STATED GOAL - Please find all lines in the data that hold the string "title" and copy them.

----

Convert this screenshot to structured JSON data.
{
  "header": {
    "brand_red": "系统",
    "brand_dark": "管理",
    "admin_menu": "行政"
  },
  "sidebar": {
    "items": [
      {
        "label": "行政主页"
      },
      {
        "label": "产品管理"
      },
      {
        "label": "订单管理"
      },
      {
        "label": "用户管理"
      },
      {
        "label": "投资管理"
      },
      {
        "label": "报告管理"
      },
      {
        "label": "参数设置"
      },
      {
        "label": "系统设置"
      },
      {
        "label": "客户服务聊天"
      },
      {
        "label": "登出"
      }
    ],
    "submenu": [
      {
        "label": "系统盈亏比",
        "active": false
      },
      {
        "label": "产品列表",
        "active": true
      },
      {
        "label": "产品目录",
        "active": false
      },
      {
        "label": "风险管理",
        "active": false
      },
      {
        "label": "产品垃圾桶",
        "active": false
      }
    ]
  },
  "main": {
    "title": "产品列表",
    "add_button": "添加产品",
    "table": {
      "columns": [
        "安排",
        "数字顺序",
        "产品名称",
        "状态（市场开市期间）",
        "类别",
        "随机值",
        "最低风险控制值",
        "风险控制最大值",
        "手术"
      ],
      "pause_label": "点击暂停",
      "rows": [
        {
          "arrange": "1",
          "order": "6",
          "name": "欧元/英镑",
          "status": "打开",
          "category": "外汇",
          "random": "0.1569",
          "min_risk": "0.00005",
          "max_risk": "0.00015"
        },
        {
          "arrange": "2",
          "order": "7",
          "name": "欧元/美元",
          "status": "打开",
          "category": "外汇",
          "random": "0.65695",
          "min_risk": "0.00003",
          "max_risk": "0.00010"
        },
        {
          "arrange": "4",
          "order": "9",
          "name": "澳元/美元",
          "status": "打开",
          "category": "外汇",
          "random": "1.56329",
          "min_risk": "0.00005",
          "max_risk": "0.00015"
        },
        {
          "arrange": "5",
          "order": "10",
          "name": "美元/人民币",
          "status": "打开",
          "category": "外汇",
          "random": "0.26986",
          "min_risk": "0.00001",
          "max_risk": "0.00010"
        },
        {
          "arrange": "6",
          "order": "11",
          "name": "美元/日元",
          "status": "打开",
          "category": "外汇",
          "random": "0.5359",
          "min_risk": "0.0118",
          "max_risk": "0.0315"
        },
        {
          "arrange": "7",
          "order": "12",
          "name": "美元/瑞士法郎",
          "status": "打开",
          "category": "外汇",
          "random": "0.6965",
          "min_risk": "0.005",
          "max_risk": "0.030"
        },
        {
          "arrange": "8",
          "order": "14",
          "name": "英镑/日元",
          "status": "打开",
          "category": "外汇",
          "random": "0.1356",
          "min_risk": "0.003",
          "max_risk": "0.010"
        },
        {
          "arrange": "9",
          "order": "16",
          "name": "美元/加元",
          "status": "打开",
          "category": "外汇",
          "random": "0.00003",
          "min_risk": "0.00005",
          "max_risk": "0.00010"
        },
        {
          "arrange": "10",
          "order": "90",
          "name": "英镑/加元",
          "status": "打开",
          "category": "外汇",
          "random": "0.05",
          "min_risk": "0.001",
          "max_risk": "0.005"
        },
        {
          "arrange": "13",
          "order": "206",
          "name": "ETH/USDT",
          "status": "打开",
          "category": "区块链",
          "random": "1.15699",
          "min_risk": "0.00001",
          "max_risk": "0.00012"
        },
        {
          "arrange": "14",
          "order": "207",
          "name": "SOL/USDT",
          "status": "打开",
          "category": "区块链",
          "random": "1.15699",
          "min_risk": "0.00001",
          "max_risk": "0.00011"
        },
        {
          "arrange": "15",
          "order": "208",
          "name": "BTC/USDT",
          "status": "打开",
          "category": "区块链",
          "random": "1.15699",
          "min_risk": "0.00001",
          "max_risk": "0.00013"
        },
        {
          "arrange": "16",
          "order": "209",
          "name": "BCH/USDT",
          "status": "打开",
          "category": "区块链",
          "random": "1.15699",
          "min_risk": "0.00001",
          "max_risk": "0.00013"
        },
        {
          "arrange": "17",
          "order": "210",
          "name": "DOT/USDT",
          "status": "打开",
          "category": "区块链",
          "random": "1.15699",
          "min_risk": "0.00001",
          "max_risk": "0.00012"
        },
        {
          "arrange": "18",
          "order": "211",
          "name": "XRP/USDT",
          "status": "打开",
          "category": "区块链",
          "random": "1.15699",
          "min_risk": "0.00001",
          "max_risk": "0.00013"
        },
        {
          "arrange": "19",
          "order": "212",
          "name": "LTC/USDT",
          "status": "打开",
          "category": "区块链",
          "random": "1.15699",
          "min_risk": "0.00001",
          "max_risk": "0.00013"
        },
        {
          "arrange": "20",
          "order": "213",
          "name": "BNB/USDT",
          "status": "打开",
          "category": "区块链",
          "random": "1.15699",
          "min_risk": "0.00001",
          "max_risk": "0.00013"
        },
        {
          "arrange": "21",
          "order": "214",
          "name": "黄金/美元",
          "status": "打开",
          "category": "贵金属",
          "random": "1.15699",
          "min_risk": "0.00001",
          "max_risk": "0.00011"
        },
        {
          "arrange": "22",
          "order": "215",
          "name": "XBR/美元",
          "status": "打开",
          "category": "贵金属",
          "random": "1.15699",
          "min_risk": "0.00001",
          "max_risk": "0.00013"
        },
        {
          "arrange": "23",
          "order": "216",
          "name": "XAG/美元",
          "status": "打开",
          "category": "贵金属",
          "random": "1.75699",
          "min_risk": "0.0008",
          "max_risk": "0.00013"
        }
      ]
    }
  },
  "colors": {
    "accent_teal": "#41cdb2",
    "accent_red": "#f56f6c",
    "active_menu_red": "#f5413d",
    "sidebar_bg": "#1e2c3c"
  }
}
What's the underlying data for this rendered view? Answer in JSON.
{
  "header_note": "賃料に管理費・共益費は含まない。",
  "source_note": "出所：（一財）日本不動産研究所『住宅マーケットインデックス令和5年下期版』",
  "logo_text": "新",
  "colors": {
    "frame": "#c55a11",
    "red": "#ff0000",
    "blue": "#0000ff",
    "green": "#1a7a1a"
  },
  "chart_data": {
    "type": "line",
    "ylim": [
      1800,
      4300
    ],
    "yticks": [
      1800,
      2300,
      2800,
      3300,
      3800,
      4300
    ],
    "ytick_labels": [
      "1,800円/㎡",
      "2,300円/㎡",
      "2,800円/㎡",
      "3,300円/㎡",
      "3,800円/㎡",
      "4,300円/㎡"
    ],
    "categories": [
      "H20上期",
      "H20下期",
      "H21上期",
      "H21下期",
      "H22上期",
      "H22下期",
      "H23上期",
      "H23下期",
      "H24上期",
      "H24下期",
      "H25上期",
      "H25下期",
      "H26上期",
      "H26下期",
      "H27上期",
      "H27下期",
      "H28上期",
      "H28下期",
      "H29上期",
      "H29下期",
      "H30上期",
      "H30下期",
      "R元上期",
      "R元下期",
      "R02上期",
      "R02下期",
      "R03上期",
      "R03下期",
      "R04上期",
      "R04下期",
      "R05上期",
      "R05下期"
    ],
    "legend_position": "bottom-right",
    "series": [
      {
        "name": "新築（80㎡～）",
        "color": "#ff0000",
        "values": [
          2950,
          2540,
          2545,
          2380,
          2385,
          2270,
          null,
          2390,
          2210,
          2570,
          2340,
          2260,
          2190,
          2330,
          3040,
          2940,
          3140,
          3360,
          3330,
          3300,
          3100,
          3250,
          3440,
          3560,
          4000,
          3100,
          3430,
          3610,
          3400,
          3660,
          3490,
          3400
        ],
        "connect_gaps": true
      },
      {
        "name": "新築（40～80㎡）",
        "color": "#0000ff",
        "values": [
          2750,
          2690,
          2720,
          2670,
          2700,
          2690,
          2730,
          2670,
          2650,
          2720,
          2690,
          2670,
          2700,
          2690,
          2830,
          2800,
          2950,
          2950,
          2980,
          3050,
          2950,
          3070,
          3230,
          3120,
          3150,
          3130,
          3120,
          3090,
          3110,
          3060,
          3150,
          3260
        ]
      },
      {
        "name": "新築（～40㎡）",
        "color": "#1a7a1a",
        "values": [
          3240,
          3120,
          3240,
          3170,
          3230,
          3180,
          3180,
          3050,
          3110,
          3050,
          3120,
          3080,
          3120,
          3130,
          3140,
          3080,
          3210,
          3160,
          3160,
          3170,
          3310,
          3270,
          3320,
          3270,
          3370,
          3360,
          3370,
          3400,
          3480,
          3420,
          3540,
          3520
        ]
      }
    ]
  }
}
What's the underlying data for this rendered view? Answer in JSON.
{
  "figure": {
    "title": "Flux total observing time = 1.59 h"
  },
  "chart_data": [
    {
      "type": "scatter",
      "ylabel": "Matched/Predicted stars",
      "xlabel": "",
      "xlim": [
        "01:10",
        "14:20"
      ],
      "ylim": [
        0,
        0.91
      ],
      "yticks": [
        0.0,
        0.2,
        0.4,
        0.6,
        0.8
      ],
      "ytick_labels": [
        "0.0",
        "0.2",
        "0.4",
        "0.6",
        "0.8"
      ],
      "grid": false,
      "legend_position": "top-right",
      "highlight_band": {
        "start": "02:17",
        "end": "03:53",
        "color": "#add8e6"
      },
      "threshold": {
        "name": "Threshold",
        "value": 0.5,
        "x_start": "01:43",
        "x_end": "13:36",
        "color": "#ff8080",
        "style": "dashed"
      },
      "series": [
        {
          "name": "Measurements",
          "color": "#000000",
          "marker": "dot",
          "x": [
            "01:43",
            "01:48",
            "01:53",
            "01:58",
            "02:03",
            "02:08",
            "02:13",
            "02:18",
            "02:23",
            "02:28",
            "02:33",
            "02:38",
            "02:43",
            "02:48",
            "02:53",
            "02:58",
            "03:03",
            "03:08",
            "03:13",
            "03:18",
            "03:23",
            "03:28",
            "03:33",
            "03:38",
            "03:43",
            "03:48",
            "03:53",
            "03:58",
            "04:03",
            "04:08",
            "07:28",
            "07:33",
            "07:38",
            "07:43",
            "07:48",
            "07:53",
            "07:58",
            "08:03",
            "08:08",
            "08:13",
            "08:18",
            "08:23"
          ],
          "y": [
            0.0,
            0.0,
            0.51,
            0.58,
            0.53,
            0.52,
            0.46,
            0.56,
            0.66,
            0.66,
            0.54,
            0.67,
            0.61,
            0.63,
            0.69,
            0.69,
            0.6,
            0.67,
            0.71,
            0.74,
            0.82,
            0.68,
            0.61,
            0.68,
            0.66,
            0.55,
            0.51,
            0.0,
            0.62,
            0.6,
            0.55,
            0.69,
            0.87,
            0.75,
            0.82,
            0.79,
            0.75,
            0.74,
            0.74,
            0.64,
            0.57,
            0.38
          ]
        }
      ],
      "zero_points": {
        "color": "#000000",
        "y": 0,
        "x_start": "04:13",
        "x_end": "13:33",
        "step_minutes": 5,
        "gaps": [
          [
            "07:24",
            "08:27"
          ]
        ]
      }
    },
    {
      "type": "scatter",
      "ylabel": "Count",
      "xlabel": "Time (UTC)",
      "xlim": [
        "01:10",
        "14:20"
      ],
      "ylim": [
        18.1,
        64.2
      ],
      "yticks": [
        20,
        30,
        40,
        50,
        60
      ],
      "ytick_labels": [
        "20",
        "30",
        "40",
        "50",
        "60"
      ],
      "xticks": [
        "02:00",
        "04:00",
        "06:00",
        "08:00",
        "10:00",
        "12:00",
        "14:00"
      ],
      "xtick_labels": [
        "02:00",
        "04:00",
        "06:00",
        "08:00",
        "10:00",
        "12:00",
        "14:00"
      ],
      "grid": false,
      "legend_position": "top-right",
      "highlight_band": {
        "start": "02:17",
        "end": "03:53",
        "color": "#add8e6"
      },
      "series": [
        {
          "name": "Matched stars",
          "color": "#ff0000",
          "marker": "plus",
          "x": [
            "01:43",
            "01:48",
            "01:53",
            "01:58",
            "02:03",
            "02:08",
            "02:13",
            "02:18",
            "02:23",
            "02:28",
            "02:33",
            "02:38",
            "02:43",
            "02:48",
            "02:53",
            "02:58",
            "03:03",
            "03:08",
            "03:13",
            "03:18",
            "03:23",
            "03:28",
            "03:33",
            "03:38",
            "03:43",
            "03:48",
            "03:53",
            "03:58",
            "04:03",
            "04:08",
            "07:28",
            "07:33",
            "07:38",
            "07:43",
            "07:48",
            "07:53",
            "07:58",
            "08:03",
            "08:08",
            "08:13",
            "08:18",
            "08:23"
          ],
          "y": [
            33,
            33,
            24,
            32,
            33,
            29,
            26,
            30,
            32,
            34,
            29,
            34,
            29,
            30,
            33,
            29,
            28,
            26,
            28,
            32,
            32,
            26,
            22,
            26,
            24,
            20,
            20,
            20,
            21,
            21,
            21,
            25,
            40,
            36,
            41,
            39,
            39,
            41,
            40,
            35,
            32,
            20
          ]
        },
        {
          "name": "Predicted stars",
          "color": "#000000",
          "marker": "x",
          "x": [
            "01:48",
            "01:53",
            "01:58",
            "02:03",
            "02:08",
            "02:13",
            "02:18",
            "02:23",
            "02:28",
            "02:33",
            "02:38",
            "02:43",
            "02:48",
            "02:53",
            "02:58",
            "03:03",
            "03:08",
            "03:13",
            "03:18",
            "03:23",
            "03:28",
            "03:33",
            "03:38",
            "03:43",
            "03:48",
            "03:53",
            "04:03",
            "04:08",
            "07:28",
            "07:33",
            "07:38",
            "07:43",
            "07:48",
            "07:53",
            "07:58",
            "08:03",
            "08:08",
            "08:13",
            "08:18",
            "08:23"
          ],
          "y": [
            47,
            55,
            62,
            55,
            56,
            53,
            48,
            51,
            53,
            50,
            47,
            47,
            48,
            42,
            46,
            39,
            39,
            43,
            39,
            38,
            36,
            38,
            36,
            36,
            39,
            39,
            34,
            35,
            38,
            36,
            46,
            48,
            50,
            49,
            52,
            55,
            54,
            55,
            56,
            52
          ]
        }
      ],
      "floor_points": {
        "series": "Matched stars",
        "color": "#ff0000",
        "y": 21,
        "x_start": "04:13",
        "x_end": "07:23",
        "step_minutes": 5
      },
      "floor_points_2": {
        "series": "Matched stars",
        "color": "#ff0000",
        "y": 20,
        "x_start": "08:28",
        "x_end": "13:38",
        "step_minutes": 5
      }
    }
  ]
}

----

COMPLETE ANSWER -
    "title": "产品列表",
    "title": "Flux total observing time = 1.59 h"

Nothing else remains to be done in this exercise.